Copy each line below that includes "text".
__________
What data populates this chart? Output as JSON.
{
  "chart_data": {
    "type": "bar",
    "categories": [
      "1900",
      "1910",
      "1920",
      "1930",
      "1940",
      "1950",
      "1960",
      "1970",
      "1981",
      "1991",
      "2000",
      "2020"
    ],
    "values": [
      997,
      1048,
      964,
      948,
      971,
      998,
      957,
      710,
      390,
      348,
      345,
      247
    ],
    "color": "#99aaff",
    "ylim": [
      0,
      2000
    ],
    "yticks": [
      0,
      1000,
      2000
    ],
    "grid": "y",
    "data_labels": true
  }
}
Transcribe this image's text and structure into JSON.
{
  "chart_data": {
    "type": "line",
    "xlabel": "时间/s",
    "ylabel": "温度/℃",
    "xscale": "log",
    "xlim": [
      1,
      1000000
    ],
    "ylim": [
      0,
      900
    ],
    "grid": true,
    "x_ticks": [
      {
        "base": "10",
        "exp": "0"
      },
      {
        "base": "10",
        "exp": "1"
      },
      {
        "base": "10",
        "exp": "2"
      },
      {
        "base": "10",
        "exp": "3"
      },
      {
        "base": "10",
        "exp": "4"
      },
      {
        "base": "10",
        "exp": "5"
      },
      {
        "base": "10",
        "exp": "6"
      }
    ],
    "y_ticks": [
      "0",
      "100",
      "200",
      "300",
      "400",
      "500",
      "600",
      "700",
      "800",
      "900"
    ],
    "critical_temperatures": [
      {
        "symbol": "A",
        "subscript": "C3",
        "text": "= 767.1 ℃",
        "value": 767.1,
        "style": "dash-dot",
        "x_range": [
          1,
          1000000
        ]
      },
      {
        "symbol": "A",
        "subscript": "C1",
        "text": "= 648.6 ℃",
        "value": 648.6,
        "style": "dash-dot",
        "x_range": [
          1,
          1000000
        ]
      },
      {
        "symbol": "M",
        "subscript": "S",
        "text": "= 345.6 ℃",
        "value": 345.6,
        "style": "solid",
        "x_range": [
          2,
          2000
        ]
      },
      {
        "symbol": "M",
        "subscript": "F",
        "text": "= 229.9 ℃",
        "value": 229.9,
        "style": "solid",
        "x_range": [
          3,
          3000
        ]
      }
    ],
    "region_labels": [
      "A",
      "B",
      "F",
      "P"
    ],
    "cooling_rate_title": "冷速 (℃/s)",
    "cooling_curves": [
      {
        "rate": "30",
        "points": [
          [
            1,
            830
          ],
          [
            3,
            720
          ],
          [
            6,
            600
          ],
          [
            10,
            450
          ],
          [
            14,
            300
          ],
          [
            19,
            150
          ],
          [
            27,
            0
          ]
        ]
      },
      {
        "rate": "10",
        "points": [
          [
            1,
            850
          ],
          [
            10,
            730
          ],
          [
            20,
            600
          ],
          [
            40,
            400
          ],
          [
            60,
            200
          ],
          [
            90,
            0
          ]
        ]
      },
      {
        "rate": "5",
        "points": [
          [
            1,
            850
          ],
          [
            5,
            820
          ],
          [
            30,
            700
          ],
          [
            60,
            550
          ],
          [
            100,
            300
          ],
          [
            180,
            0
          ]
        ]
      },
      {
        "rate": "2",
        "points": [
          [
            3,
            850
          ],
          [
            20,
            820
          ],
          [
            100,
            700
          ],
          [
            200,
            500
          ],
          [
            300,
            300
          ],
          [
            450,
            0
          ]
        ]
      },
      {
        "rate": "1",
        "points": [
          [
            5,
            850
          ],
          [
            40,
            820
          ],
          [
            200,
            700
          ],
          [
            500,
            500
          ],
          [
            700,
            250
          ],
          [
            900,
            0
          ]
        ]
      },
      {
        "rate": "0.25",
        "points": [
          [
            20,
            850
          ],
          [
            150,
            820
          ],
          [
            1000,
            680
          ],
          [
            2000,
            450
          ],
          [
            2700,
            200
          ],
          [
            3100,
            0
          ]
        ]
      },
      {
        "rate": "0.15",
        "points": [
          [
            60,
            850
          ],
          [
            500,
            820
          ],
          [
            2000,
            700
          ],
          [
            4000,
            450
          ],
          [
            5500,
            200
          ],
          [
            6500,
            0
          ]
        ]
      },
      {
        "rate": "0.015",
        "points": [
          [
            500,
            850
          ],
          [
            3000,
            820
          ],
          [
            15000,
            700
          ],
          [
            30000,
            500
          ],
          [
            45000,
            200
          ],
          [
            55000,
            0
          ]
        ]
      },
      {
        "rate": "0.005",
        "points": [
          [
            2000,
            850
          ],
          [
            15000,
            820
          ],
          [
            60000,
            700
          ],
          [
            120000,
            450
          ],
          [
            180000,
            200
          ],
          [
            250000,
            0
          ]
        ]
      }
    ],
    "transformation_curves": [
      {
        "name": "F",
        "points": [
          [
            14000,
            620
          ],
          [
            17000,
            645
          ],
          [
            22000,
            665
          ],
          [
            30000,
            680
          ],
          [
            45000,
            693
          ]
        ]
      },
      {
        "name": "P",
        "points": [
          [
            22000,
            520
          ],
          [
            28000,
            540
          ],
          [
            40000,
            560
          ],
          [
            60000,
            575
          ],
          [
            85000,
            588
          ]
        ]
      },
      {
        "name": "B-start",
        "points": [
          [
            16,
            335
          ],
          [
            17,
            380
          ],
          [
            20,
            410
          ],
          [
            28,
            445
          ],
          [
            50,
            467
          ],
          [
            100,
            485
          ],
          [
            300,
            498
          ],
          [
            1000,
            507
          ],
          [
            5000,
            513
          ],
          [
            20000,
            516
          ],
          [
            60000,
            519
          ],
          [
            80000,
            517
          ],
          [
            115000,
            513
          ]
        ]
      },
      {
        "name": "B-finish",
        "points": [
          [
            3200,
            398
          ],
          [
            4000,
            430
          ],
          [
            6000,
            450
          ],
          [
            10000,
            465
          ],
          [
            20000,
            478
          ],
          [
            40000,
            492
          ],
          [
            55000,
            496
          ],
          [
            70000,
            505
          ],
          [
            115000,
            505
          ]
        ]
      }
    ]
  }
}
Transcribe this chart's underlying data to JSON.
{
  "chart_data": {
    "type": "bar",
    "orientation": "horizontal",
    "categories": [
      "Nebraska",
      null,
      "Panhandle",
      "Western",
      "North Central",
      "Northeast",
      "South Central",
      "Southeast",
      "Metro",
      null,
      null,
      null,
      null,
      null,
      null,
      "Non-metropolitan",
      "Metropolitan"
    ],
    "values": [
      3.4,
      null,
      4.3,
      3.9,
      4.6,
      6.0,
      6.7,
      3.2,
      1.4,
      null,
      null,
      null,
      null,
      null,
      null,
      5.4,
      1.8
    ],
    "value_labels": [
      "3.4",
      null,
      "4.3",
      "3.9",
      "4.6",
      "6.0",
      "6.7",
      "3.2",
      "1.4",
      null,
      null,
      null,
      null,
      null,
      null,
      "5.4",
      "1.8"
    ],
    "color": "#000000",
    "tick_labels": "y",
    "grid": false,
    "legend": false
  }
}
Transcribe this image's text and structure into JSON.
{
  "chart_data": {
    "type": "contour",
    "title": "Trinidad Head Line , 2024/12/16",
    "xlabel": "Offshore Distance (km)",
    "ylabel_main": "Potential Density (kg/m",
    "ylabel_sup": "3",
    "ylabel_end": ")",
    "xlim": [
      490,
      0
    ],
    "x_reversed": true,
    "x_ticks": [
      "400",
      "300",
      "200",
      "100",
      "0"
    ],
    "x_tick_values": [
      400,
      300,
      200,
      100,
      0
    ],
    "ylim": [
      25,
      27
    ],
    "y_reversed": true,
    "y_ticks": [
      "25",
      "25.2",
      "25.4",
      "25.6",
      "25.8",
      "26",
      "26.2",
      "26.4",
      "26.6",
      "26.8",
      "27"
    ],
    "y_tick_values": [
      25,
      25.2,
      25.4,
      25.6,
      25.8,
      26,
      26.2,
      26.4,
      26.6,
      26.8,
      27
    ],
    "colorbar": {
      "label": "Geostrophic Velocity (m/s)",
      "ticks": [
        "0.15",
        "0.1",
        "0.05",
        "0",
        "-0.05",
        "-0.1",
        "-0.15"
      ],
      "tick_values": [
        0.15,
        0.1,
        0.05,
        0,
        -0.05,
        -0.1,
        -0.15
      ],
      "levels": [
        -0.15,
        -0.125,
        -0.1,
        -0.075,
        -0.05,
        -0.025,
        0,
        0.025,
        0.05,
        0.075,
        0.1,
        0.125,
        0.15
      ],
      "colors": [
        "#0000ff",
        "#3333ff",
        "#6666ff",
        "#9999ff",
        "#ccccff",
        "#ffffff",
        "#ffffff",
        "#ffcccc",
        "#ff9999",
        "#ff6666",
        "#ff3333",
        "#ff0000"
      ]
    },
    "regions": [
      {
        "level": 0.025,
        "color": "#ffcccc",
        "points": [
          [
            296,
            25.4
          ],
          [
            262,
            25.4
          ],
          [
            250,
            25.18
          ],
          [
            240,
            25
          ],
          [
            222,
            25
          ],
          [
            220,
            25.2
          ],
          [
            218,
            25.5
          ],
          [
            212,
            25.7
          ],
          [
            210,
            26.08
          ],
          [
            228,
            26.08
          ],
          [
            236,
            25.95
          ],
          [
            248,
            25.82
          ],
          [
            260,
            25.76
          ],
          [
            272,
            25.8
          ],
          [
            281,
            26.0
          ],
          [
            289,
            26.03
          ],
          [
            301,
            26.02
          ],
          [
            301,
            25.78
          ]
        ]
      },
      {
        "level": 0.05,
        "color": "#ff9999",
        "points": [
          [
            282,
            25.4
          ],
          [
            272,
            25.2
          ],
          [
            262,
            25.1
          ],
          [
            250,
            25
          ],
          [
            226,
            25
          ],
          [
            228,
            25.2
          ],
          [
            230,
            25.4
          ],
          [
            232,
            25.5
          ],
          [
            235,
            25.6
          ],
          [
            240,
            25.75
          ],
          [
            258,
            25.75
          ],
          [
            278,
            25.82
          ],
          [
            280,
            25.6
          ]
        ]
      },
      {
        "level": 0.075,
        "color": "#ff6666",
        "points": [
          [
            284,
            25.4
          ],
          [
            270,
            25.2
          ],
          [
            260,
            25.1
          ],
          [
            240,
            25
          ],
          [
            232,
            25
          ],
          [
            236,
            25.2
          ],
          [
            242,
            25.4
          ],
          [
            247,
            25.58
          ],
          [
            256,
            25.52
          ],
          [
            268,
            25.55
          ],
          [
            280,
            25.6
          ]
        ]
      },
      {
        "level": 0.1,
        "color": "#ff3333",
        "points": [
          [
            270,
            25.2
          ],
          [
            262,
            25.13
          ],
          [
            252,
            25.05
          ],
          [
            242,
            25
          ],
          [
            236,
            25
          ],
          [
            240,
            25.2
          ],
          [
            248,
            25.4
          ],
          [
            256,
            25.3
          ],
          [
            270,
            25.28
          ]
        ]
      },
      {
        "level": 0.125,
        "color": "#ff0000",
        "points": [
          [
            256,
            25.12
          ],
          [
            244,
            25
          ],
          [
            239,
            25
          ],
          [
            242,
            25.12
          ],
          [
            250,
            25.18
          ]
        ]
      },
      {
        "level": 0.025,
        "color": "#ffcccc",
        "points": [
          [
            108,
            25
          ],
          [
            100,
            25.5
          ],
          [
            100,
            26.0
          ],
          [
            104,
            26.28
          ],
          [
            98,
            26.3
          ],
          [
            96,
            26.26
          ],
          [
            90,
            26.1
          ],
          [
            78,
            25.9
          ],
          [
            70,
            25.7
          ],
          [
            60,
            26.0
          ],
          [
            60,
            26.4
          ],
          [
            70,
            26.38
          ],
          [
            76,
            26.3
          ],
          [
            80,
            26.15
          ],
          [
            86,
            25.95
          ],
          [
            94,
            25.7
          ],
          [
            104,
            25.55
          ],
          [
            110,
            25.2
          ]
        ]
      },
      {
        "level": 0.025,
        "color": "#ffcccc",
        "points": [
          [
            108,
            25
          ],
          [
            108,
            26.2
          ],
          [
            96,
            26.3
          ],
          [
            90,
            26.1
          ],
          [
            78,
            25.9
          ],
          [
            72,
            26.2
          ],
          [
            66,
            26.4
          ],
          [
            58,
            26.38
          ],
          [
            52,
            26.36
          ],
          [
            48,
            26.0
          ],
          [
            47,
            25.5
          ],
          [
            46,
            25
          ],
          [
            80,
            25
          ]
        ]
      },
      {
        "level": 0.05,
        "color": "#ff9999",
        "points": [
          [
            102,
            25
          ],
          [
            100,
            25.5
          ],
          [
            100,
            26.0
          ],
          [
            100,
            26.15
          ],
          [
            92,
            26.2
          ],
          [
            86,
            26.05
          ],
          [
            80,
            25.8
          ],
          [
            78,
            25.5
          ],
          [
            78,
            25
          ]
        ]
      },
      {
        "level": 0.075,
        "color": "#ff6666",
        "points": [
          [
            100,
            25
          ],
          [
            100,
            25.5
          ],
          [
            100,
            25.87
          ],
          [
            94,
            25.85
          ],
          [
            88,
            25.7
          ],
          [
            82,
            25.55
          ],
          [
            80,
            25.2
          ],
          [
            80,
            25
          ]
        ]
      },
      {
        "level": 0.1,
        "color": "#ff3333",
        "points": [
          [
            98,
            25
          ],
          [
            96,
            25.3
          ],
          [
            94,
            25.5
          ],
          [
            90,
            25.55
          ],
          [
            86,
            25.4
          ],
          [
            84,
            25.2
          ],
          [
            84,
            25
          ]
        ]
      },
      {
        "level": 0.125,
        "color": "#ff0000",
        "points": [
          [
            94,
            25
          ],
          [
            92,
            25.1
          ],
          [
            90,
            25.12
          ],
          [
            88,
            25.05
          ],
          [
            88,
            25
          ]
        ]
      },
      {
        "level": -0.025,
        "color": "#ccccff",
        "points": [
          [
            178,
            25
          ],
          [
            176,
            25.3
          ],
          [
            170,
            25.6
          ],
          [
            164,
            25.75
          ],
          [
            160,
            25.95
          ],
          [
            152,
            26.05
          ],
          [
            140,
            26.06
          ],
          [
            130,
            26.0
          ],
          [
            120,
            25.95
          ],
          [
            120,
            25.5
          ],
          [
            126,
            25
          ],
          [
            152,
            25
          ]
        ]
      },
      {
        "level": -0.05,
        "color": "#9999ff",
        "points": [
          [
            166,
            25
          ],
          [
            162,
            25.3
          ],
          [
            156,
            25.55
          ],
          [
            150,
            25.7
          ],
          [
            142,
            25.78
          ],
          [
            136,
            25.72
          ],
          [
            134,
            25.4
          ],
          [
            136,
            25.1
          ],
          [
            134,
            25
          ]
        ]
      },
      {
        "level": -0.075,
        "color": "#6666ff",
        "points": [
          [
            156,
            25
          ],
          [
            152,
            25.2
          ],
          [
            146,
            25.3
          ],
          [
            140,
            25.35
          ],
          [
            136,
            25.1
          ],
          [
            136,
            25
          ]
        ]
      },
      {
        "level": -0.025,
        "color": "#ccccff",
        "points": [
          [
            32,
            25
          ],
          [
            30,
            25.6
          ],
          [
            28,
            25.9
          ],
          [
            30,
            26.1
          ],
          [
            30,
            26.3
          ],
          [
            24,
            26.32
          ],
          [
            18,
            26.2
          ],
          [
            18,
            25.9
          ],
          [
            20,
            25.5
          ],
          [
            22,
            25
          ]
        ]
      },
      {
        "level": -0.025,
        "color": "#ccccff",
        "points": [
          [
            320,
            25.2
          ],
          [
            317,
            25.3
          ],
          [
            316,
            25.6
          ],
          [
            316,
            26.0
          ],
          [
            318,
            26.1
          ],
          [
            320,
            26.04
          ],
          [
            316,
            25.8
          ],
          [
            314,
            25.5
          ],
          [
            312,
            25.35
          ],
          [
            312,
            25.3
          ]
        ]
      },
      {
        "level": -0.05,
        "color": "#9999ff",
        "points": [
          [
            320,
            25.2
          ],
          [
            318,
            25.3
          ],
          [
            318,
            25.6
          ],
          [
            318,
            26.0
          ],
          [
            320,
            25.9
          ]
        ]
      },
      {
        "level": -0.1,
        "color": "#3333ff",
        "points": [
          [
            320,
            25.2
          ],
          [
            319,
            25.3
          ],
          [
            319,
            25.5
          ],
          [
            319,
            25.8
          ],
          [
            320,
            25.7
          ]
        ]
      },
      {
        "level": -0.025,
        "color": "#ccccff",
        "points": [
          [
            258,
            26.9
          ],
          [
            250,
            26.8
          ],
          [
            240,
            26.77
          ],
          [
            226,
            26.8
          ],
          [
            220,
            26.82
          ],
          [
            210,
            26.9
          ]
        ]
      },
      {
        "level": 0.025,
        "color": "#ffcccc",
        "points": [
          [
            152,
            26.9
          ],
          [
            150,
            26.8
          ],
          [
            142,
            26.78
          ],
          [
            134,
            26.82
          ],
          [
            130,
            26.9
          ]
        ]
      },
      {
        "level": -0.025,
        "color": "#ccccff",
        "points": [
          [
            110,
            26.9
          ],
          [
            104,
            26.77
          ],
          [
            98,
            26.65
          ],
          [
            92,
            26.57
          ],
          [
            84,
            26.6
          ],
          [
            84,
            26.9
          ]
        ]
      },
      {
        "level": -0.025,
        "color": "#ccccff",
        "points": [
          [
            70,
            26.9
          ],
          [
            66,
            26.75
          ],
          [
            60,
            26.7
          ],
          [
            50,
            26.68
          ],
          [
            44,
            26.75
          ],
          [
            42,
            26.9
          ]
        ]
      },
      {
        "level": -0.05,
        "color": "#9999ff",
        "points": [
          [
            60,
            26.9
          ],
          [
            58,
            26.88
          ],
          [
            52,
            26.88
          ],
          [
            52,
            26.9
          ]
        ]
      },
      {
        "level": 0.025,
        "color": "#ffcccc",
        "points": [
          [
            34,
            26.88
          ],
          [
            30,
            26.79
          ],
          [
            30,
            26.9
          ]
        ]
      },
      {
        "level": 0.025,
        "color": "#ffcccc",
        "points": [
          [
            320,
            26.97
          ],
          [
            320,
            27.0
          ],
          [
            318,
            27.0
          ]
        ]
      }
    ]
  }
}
__________
CORRECT ANSWER:
Transcribe this image's text and structure into JSON.
        "text": "= 767.1 ℃",
        "text": "= 648.6 ℃",
        "text": "= 345.6 ℃",
        "text": "= 229.9 ℃",
Transcribe this image's text and structure into JSON.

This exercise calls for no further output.